Substitute "note-line" for every occurrence of "disclaimer-line" in the rows between the lines containing "kitchen-counter-sink xyxy=(567,71,649,109)" and "disclaimer-line: sofrer alterações", inclusive. Reproduce only those lines, leaving everything else in them unchanged.

(Visual layout records)
╔══
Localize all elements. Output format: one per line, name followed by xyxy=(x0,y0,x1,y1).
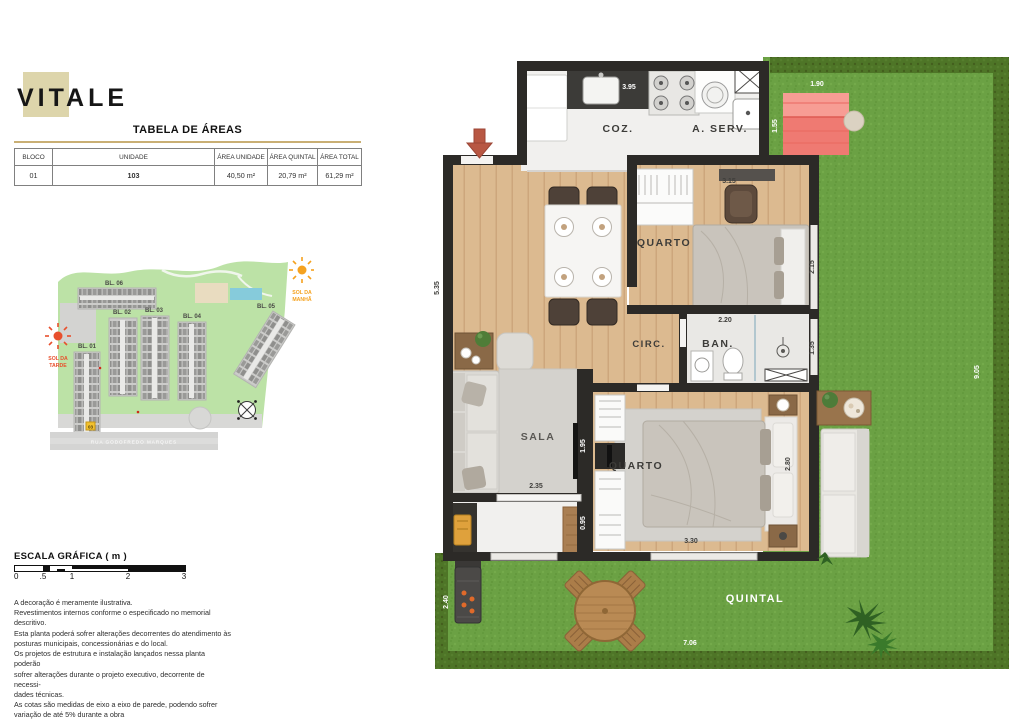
kitchen-counter-sink xyxy=(567,71,649,109)
bedroom2-wardrobe xyxy=(595,395,625,549)
sun-morning-icon xyxy=(289,257,314,283)
dim-3-30: 3.30 xyxy=(684,538,698,545)
label-bl05: BL. 05 xyxy=(257,304,276,310)
site-map: BL. 06 BL. 02 BL. 03 BL. 04 BL. xyxy=(42,248,314,472)
dim-1-55: 1.55 xyxy=(772,119,779,133)
dim-5-35: 5.35 xyxy=(434,281,441,295)
scale-bar xyxy=(14,565,186,572)
dim-0-95: 0.95 xyxy=(580,516,587,530)
col-area-quintal: ÁREA QUINTAL xyxy=(268,149,318,166)
block-bl01: BL. 01 03 xyxy=(74,344,100,436)
disclaimer-line: Esta planta poderá sofrer alterações dec… xyxy=(14,629,232,639)
disclaimer-line: A decoração é meramente ilustrativa. xyxy=(14,598,232,608)
hedge-bottom xyxy=(435,651,1009,669)
cell-area-total: 61,29 m² xyxy=(318,166,362,186)
clubhouse xyxy=(195,283,228,303)
bath-window xyxy=(765,369,807,381)
tick-1: 1 xyxy=(70,572,74,581)
toilet xyxy=(723,348,743,380)
logo-vitale: VITALE xyxy=(17,84,128,113)
outdoor-bench xyxy=(821,429,869,557)
sun-morning-label-2: MANHÃ xyxy=(292,296,312,303)
cell-bloco: 01 xyxy=(15,166,53,186)
disclaimer-line: sofrer alterações durante o projeto exec… xyxy=(14,670,232,690)
room-label-sala: SALA xyxy=(521,431,556,443)
label-bl06: BL. 06 xyxy=(105,281,124,287)
bed-single xyxy=(693,225,809,309)
disclaimer-line: dades técnicas. xyxy=(14,690,232,700)
tick-2: 2 xyxy=(126,572,130,581)
areas-table-title: TABELA DE ÁREAS xyxy=(14,124,361,136)
bedroom2-door-opening xyxy=(637,385,669,392)
room-label-ban: BAN. xyxy=(702,338,734,350)
block-bl02: BL. 02 xyxy=(109,310,137,396)
room-label-circ: CIRC. xyxy=(632,339,665,350)
floorplan-sheet: VITALE TABELA DE ÁREAS BLOCO UNIDADE ÁRE… xyxy=(0,0,1024,723)
dim-2-40: 2.40 xyxy=(443,595,450,609)
room-label-coz: COZ. xyxy=(602,123,633,135)
dim-3-15: 3.15 xyxy=(722,178,736,185)
col-bloco: BLOCO xyxy=(15,149,53,166)
col-area-total: ÁREA TOTAL xyxy=(318,149,362,166)
disclaimer-line: posturas municipais, concessionárias e d… xyxy=(14,639,232,649)
cell-unidade: 103 xyxy=(53,166,215,186)
cell-area-unidade: 40,50 m² xyxy=(215,166,268,186)
dim-1-90: 1.90 xyxy=(810,81,824,88)
highlighted-unit-number: 03 xyxy=(88,425,94,430)
block-bl04: BL. 04 xyxy=(178,314,206,400)
disclaimer-line: As cotas são medidas de eixo a eixo de p… xyxy=(14,700,232,710)
bath-vanity xyxy=(691,351,713,381)
disclaimer-text: A decoração é meramente ilustrativa. Rev… xyxy=(14,598,232,721)
dim-1-35: 1.35 xyxy=(809,341,816,355)
hedge-top xyxy=(770,57,1009,73)
map-marker-dot xyxy=(99,367,102,370)
table-header-row: BLOCO UNIDADE ÁREA UNIDADE ÁREA QUINTAL … xyxy=(15,149,362,166)
dim-2-15: 2.15 xyxy=(809,260,816,274)
dim-2-35: 2.35 xyxy=(529,483,543,490)
patio-glass-door xyxy=(497,495,581,502)
garden-shed xyxy=(783,93,849,155)
dim-3-95: 3.95 xyxy=(622,84,636,91)
bedroom1-chair xyxy=(725,185,757,223)
street-bar: RUA GODOFREDO MARQUES xyxy=(50,432,218,450)
patio-window xyxy=(491,553,557,560)
areas-table: TABELA DE ÁREAS BLOCO UNIDADE ÁREA UNIDA… xyxy=(14,124,361,186)
areas-table-rule xyxy=(14,141,361,143)
room-label-aserv: A. SERV. xyxy=(692,123,748,135)
street-name: RUA GODOFREDO MARQUES xyxy=(91,440,177,445)
dim-2-80: 2.80 xyxy=(785,457,792,471)
col-area-unidade: ÁREA UNIDADE xyxy=(215,149,268,166)
garden-stone xyxy=(844,111,864,131)
graphic-scale: ESCALA GRÁFICA ( m ) 0 .5 1 2 3 xyxy=(14,551,194,582)
block-bl03: BL. 03 xyxy=(141,308,169,400)
sala-tv xyxy=(573,423,578,479)
outdoor-side-table xyxy=(817,391,871,425)
pool xyxy=(230,288,262,300)
nightstand-top xyxy=(769,395,797,415)
dim-9-05: 9.05 xyxy=(974,365,981,379)
col-unidade: UNIDADE xyxy=(53,149,215,166)
dim-1-95: 1.95 xyxy=(580,439,587,453)
patio-cabinet xyxy=(449,503,477,557)
laundry-washer xyxy=(695,69,735,113)
bath-door-opening xyxy=(680,319,686,347)
cell-area-quintal: 20,79 m² xyxy=(268,166,318,186)
sun-afternoon-label-1: SOL DA xyxy=(48,356,68,362)
bed-double xyxy=(643,417,797,531)
sofa xyxy=(447,371,499,493)
tick-0: 0 xyxy=(14,572,18,581)
garden-table xyxy=(575,581,635,641)
disclaimer-line: variação de até 5% durante a obra xyxy=(14,710,232,720)
kitchen-fridge xyxy=(525,75,567,141)
label-bl01: BL. 01 xyxy=(78,344,97,350)
bedroom1-wardrobe xyxy=(633,169,693,225)
dim-2-20: 2.20 xyxy=(718,317,732,324)
bbq-grill xyxy=(455,561,481,623)
room-label-quintal: QUINTAL xyxy=(726,593,785,605)
disclaimer-line: Os projetos de estrutura e instalação la… xyxy=(14,649,232,669)
label-bl04: BL. 04 xyxy=(183,314,202,320)
kitchen-stove xyxy=(649,71,699,115)
nightstand-bottom xyxy=(769,525,797,547)
entry-arrow-icon xyxy=(467,129,492,158)
tick-3: 3 xyxy=(182,572,186,581)
tick-05: .5 xyxy=(40,572,47,581)
scale-ticks: 0 .5 1 2 3 xyxy=(14,572,186,582)
room-label-quarto1: QUARTO xyxy=(637,237,691,249)
map-marker-dot xyxy=(137,411,140,414)
entry-door-opening xyxy=(461,156,493,164)
pouf xyxy=(497,333,533,371)
cul-de-sac xyxy=(189,407,211,429)
sun-afternoon-label-2: TARDE xyxy=(49,363,67,369)
scale-title: ESCALA GRÁFICA ( m ) xyxy=(14,551,194,562)
bedroom2-window xyxy=(651,553,757,560)
label-bl02: BL. 02 xyxy=(113,310,132,316)
dim-7-06: 7.06 xyxy=(683,640,697,647)
hedge-left xyxy=(435,553,448,669)
disclaimer-line: Revestimentos internos conforme o especi… xyxy=(14,608,232,628)
table-row: 01 103 40,50 m² 20,79 m² 61,29 m² xyxy=(15,166,362,186)
sun-morning-label-1: SOL DA xyxy=(292,290,312,296)
floorplan: COZ. A. SERV. QUARTO CIRC. BAN. SALA QUA… xyxy=(433,55,1013,695)
dining-table xyxy=(545,205,621,297)
hedge-right xyxy=(993,57,1009,669)
coffee-table xyxy=(455,331,493,369)
areas-table-grid: BLOCO UNIDADE ÁREA UNIDADE ÁREA QUINTAL … xyxy=(14,148,362,186)
label-bl03: BL. 03 xyxy=(145,308,164,314)
compass-icon xyxy=(237,400,257,420)
room-label-quarto2: QUARTO xyxy=(609,460,663,472)
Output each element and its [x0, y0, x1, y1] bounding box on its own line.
╚══
• _Solution for this task_:
kitchen-counter-sink xyxy=(567,71,649,109)
bedroom2-wardrobe xyxy=(595,395,625,549)
sun-morning-icon xyxy=(289,257,314,283)
dim-3-30: 3.30 xyxy=(684,538,698,545)
label-bl05: BL. 05 xyxy=(257,304,276,310)
site-map: BL. 06 BL. 02 BL. 03 BL. 04 BL. xyxy=(42,248,314,472)
dim-1-55: 1.55 xyxy=(772,119,779,133)
dim-5-35: 5.35 xyxy=(434,281,441,295)
scale-bar xyxy=(14,565,186,572)
dim-0-95: 0.95 xyxy=(580,516,587,530)
col-area-quintal: ÁREA QUINTAL xyxy=(268,149,318,166)
block-bl01: BL. 01 03 xyxy=(74,344,100,436)
note-line: Esta planta poderá sofrer alterações dec… xyxy=(14,629,232,639)
note-line: A decoração é meramente ilustrativa. xyxy=(14,598,232,608)
hedge-bottom xyxy=(435,651,1009,669)
cell-area-total: 61,29 m² xyxy=(318,166,362,186)
clubhouse xyxy=(195,283,228,303)
bath-window xyxy=(765,369,807,381)
tick-1: 1 xyxy=(70,572,74,581)
toilet xyxy=(723,348,743,380)
logo-vitale: VITALE xyxy=(17,84,128,113)
outdoor-bench xyxy=(821,429,869,557)
sun-morning-label-2: MANHÃ xyxy=(292,296,312,303)
cell-bloco: 01 xyxy=(15,166,53,186)
note-line: sofrer alterações durante o projeto exec… xyxy=(14,670,232,690)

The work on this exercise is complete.